┌────────

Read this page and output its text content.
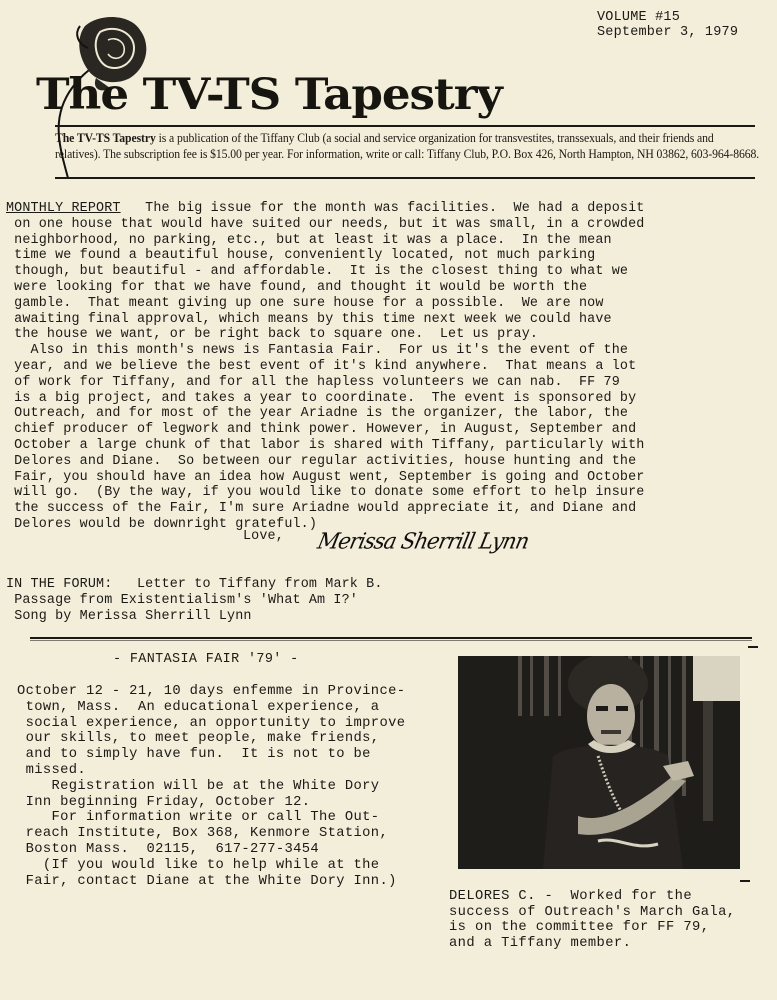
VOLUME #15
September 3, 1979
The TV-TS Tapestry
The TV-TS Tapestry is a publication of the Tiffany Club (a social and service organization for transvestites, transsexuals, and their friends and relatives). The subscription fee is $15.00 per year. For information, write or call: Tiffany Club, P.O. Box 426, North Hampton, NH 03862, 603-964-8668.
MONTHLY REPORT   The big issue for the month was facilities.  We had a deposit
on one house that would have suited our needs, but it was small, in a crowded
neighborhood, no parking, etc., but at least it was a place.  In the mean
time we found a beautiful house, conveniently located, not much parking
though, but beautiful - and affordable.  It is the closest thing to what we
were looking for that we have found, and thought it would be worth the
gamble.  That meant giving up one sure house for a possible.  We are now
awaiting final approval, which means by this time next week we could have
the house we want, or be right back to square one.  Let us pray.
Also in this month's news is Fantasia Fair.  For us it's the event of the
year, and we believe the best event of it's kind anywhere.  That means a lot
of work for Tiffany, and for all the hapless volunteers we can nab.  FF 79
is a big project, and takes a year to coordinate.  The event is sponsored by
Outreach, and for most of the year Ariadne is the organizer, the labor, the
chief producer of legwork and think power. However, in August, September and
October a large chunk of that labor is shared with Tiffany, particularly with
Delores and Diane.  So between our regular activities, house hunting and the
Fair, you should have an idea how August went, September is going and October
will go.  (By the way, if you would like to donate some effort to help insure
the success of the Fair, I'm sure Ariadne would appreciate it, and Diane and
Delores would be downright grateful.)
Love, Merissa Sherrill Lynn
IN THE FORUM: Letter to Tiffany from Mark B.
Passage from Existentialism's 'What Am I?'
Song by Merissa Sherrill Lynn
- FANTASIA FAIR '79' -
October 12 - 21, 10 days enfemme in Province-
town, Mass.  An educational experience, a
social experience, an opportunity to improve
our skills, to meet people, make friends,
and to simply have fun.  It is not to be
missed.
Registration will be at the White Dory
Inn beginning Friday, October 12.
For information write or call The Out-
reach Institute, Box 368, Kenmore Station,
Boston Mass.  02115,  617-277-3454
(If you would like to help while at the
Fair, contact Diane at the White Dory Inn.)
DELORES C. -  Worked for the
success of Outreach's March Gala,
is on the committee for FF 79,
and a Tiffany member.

└────────

→ Goal
In the records above, how many lines contain the string "means"? State that number only.

→ Exercise answer
2